Activity 1: From the passage on information literacy questions, reproduce word for word the stretch from "My guess, though, is" through "well as individuals)".
Activity 2: According to the passage on information literacy questions, when are the leading questions meant to be asked?

Selected text:
BEGIN
My guess, though, is that, if absolutely forced to think about it, they'd readily admit this is not the case. So I'm offering here a few leading questions to ask at the start of information literacy sessions that might force students to examine their assumptions.
- Who puts information onto the net? Who else? (See if they can come up with organizations, government agencies, publishers, commercial enterprises, etc., as well as individuals)
- What costs are involved in putting it there and keeping it there?
- Why are they giving it away for free? Some sample sites to consider:
- MedlinePlus http://medlineplus.gov/
- L.L. Bean - Park Search http://www.llbean.com/parksearch/index.html
- Salon http://salon.com/
- Legal Information Institute http://www.law.cornell.edu/
- American Lung Association http://www.lungusa.org/
- Amazon http://www.amazon.com/
- Google http://google.com/
- Publib http://lists.webjunction.org/wjlists/publib/2006-January/date.html
- The Daily Kitten http://www.dailykitten.com/
- Steven Johnson http://www.stevenberlinjohnson.com/
[Possible answers might include ego, obsession, organizational mission, education, opportunities to make money through ads, subscriptions or linked services, devotion to a cause, public service, collecting information about users, etc.]
- What laws might prevent some information from being posted on the net?
END
Data extract:
BEGIN
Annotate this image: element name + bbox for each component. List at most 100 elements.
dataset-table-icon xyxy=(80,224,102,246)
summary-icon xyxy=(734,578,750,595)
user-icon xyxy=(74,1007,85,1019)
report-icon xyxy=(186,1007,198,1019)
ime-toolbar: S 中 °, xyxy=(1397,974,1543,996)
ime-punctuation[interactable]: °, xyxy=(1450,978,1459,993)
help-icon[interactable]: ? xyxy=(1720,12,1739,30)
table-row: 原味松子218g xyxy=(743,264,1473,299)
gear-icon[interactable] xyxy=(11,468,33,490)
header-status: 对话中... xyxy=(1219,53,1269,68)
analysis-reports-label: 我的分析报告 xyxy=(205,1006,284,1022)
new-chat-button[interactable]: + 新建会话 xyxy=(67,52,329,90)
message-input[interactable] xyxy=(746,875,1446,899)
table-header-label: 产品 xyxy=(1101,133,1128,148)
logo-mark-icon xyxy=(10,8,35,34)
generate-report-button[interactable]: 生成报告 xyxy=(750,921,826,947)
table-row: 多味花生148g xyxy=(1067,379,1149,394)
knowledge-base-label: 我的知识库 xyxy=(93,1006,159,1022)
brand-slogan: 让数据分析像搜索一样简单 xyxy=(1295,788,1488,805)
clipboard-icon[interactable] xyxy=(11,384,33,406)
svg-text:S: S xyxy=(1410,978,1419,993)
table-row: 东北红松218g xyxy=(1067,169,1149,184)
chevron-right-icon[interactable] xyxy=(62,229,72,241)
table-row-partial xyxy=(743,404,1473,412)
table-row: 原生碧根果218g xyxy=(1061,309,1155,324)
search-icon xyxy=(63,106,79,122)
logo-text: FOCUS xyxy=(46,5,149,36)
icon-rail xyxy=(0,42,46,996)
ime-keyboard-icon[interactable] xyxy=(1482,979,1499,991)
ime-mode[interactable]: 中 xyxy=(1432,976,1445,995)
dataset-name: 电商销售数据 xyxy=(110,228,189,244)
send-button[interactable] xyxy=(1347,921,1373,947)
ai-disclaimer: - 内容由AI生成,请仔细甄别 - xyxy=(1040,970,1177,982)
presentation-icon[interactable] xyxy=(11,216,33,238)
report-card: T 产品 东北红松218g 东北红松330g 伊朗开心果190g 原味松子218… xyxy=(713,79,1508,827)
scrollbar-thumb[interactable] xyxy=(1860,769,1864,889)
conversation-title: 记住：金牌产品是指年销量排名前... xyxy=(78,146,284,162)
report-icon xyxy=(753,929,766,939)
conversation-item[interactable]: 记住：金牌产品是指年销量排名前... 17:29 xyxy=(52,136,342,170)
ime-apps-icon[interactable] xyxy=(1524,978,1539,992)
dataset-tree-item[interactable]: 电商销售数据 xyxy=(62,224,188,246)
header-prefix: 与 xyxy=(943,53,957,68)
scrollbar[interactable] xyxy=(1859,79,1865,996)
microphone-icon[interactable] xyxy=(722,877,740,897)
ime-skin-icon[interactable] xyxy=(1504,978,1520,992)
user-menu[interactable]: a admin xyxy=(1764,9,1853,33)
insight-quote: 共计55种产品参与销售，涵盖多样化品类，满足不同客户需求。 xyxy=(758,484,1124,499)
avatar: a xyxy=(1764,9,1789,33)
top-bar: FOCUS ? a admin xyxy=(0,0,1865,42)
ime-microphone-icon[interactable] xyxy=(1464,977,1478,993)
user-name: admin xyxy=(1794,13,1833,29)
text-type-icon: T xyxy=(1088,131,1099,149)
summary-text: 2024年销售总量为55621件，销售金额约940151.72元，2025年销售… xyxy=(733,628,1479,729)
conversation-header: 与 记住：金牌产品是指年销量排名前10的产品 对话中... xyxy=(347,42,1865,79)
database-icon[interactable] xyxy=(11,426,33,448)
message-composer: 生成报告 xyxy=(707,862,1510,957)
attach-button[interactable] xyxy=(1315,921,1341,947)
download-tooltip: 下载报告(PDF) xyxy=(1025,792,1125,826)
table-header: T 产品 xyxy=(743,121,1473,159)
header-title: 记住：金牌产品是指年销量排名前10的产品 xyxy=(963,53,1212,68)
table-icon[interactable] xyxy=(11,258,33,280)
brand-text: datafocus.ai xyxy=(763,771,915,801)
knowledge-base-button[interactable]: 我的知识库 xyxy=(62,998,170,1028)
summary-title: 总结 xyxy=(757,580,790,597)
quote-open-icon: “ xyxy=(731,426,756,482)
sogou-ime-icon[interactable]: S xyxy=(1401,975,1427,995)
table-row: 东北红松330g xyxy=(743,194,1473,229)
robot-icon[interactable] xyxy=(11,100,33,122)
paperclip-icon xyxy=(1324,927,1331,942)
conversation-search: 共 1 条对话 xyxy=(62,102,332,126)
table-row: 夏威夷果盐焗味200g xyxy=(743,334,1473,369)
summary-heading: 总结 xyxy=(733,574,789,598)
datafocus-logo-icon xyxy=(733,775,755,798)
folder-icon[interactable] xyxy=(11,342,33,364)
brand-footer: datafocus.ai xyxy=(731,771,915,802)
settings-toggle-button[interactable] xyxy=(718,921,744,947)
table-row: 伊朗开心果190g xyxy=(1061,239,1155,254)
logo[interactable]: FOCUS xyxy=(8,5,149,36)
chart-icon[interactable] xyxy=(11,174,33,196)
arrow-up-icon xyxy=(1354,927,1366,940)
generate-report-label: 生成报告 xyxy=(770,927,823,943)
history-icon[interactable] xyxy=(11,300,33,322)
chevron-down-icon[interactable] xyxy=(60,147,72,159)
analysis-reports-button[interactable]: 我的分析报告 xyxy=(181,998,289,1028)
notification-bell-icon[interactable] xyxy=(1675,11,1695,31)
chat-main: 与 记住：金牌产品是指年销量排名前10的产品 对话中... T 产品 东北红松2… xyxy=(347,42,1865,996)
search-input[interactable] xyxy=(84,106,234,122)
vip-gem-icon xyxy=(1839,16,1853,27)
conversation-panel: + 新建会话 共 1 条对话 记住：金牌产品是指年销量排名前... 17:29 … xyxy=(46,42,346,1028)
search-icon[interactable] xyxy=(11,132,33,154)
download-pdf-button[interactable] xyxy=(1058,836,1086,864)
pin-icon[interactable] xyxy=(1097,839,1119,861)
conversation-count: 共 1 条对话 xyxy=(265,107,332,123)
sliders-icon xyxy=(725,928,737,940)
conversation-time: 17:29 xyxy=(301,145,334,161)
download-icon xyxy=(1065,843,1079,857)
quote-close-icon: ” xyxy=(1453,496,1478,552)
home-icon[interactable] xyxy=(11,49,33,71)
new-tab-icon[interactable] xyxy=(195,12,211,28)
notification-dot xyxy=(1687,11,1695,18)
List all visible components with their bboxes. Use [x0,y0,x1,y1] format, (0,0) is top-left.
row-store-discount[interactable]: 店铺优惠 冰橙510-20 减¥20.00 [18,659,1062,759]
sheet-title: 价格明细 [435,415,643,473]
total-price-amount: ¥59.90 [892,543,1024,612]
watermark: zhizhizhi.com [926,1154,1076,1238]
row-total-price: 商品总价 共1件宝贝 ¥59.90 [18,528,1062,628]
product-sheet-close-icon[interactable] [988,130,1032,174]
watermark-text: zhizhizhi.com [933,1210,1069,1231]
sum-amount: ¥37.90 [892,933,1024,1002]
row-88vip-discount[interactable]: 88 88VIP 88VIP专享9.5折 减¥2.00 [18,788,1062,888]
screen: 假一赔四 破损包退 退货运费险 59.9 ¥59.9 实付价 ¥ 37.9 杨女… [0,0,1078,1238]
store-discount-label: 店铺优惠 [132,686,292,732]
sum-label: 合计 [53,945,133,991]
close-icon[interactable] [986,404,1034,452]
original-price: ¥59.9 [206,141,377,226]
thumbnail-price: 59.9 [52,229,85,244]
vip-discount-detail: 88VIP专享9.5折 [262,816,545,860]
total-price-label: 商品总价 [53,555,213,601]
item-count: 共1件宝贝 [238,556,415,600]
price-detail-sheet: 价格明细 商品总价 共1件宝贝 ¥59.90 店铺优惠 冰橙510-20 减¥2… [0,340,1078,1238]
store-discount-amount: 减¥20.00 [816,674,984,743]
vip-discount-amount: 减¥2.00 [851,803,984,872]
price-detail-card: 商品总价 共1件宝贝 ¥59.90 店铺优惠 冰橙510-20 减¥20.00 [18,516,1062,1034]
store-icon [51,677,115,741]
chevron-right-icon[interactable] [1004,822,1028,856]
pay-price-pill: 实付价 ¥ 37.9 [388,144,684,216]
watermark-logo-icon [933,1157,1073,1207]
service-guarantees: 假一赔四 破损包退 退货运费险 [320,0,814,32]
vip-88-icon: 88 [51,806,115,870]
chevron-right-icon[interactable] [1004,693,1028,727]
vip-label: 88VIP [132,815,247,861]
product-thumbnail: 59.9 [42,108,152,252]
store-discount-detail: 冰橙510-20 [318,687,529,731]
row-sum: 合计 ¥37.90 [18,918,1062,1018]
END
Worked solution 1:
My guess, though, is that, if absolutely forced to think about it, they'd readily admit this is not the case. So I'm offering here a few leading questions to ask at the start of information literacy sessions that might force students to examine their assumptions.
- Who puts information onto the net? Who else? (See if they can come up with organizations, government agencies, publishers, commercial enterprises, etc., as well as individuals)

Worked solution 2: At the start of information literacy sessions.